───── Dataset extract

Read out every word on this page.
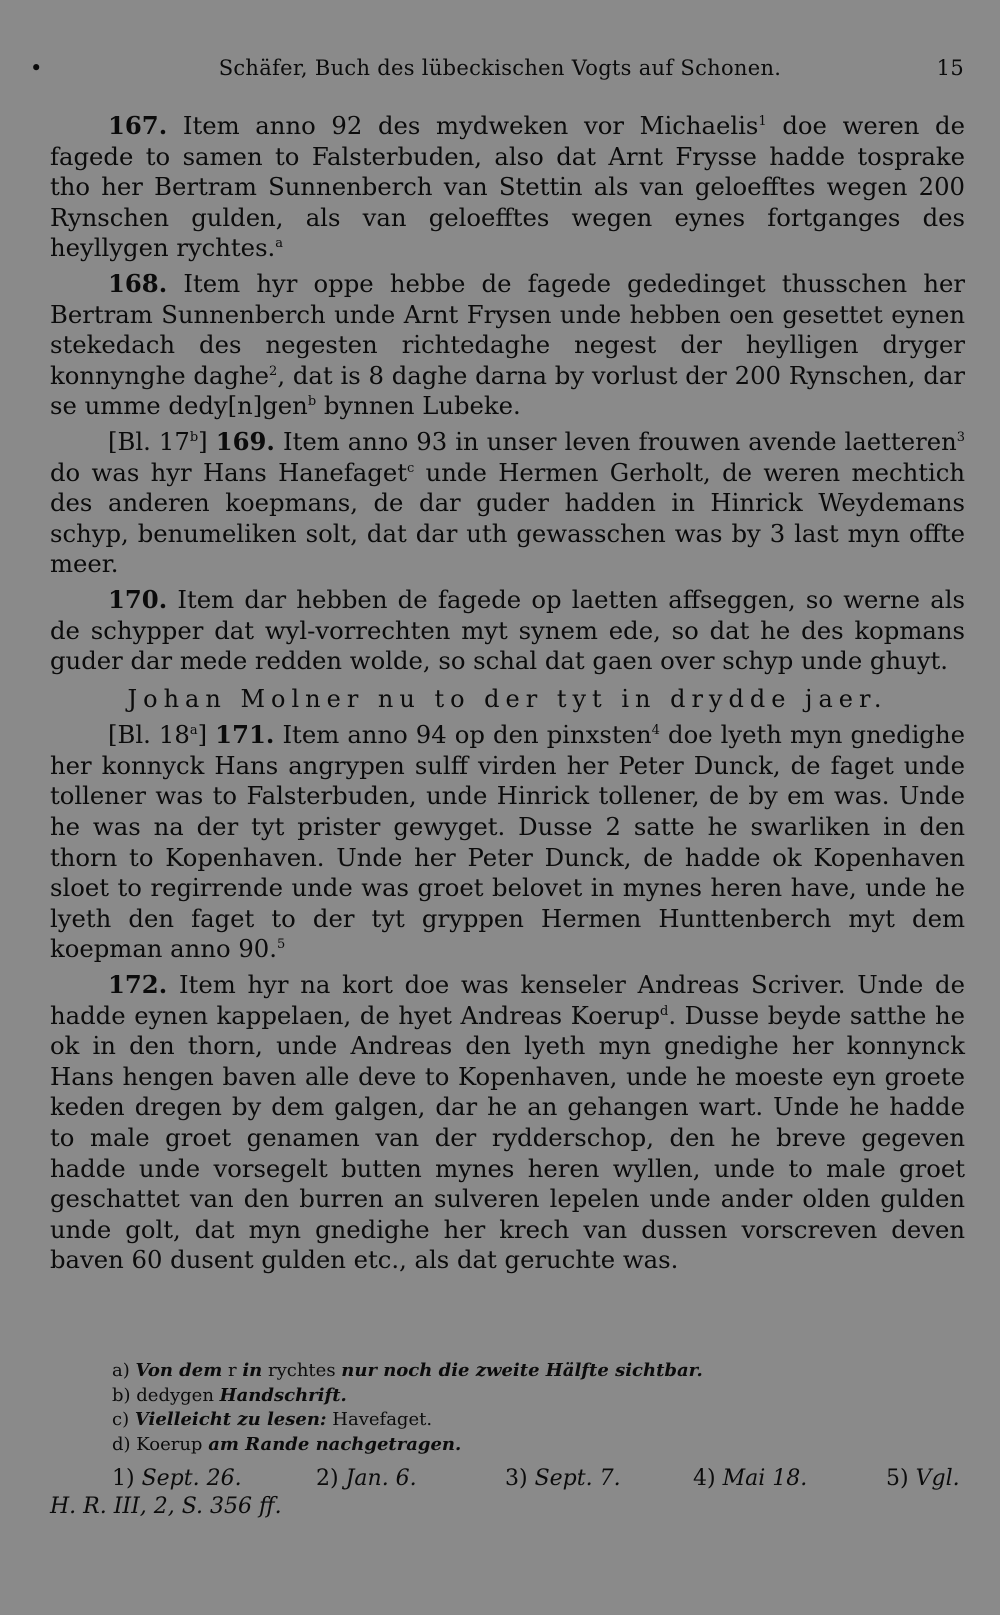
•	Schäfer, Buch des lübeckischen Vogts auf Schonen.	15

167. Item anno 92 des mydweken vor Michaelis$^1$ doe weren de fagede to samen to Falsterbuden, also dat Arnt Frysse hadde tosprake tho her Bertram Sunnenberch van Stettin als van geloefftes wegen 200 Rynschen gulden, als van geloefftes wegen eynes fortganges des heyllygen rychtes.$^a$

168. Item hyr oppe hebbe de fagede gededinget thusschen her Bertram Sunnenberch unde Arnt Frysen unde hebben oen gesettet eynen stekedach des negesten richtedaghe negest der heylligen dryger konnynghe daghe$^2$, dat is 8 daghe darna by vorlust der 200 Rynschen, dar se umme dedy[n]gen$^b$ bynnen Lubeke.

[Bl. 17$^b$] 169. Item anno 93 in unser leven frouwen avende laetteren$^3$ do was hyr Hans Hanefaget$^c$ unde Hermen Gerholt, de weren mechtich des anderen koepmans, de dar guder hadden in Hinrick Weydemans schyp, benumeliken solt, dat dar uth gewasschen was by 3 last myn offte meer.

170. Item dar hebben de fagede op laetten affseggen, so werne als de schypper dat wyl-vorrechten myt synem ede, so dat he des kopmans guder dar mede redden wolde, so schal dat gaen over schyp unde ghuyt.

Johan Molner nu to der tyt in drydde jaer.

[Bl. 18$^a$] 171. Item anno 94 op den pinxsten$^4$ doe lyeth myn gnedighe her konnyck Hans angrypen sulff virden her Peter Dunck, de faget unde tollener was to Falsterbuden, unde Hinrick tollener, de by em was. Unde he was na der tyt prister gewyget. Dusse 2 satte he swarliken in den thorn to Kopenhaven. Unde her Peter Dunck, de hadde ok Kopenhaven sloet to regirrende unde was groet belovet in mynes heren have, unde he lyeth den faget to der tyt gryppen Hermen Hunttenberch myt dem koepman anno 90.$^5$

172. Item hyr na kort doe was kenseler Andreas Scriver. Unde de hadde eynen kappelaen, de hyet Andreas Koerup$^d$. Dusse beyde satthe he ok in den thorn, unde Andreas den lyeth myn gnedighe her konnynck Hans hengen baven alle deve to Kopenhaven, unde he moeste eyn groete keden dregen by dem galgen, dar he an gehangen wart. Unde he hadde to male groet genamen van der rydderschop, den he breve gegeven hadde unde vorsegelt butten mynes heren wyllen, unde to male groet geschattet van den burren an sulveren lepelen unde ander olden gulden unde golt, dat myn gnedighe her krech van dussen vorscreven deven baven 60 dusent gulden etc., als dat geruchte was.

a) Von dem r in rychtes nur noch die zweite Hälfte sichtbar.
b) dedygen Handschrift.
c) Vielleicht zu lesen: Havefaget.
d) Koerup am Rande nachgetragen.
1) Sept. 26.	2) Jan. 6.	3) Sept. 7.	4) Mai 18.	5) Vgl.
H. R. III, 2, S. 356 ff.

──────────

■ Exercise details ■
Transcribe each line above verbatim, with the pictures left out.

■ Solution below ■
Read out every word on this page.
•	Schäfer, Buch des lübeckischen Vogts auf Schonen.	15

167. Item anno 92 des mydweken vor Michaelis$^1$ doe weren de fagede to samen to Falsterbuden, also dat Arnt Frysse hadde tosprake tho her Bertram Sunnenberch van Stettin als van geloefftes wegen 200 Rynschen gulden, als van geloefftes wegen eynes fortganges des heyllygen rychtes.$^a$

168. Item hyr oppe hebbe de fagede gededinget thusschen her Bertram Sunnenberch unde Arnt Frysen unde hebben oen gesettet eynen stekedach des negesten richtedaghe negest der heylligen dryger konnynghe daghe$^2$, dat is 8 daghe darna by vorlust der 200 Rynschen, dar se umme dedy[n]gen$^b$ bynnen Lubeke.

[Bl. 17$^b$] 169. Item anno 93 in unser leven frouwen avende laetteren$^3$ do was hyr Hans Hanefaget$^c$ unde Hermen Gerholt, de weren mechtich des anderen koepmans, de dar guder hadden in Hinrick Weydemans schyp, benumeliken solt, dat dar uth gewasschen was by 3 last myn offte meer.

170. Item dar hebben de fagede op laetten affseggen, so werne als de schypper dat wyl-vorrechten myt synem ede, so dat he des kopmans guder dar mede redden wolde, so schal dat gaen over schyp unde ghuyt.

Johan Molner nu to der tyt in drydde jaer.

[Bl. 18$^a$] 171. Item anno 94 op den pinxsten$^4$ doe lyeth myn gnedighe her konnyck Hans angrypen sulff virden her Peter Dunck, de faget unde tollener was to Falsterbuden, unde Hinrick tollener, de by em was. Unde he was na der tyt prister gewyget. Dusse 2 satte he swarliken in den thorn to Kopenhaven. Unde her Peter Dunck, de hadde ok Kopenhaven sloet to regirrende unde was groet belovet in mynes heren have, unde he lyeth den faget to der tyt gryppen Hermen Hunttenberch myt dem koepman anno 90.$^5$

172. Item hyr na kort doe was kenseler Andreas Scriver. Unde de hadde eynen kappelaen, de hyet Andreas Koerup$^d$. Dusse beyde satthe he ok in den thorn, unde Andreas den lyeth myn gnedighe her konnynck Hans hengen baven alle deve to Kopenhaven, unde he moeste eyn groete keden dregen by dem galgen, dar he an gehangen wart. Unde he hadde to male groet genamen van der rydderschop, den he breve gegeven hadde unde vorsegelt butten mynes heren wyllen, unde to male groet geschattet van den burren an sulveren lepelen unde ander olden gulden unde golt, dat myn gnedighe her krech van dussen vorscreven deven baven 60 dusent gulden etc., als dat geruchte was.

a) Von dem r in rychtes nur noch die zweite Hälfte sichtbar.
b) dedygen Handschrift.
c) Vielleicht zu lesen: Havefaget.
d) Koerup am Rande nachgetragen.
1) Sept. 26.	2) Jan. 6.	3) Sept. 7.	4) Mai 18.	5) Vgl.
H. R. III, 2, S. 356 ff.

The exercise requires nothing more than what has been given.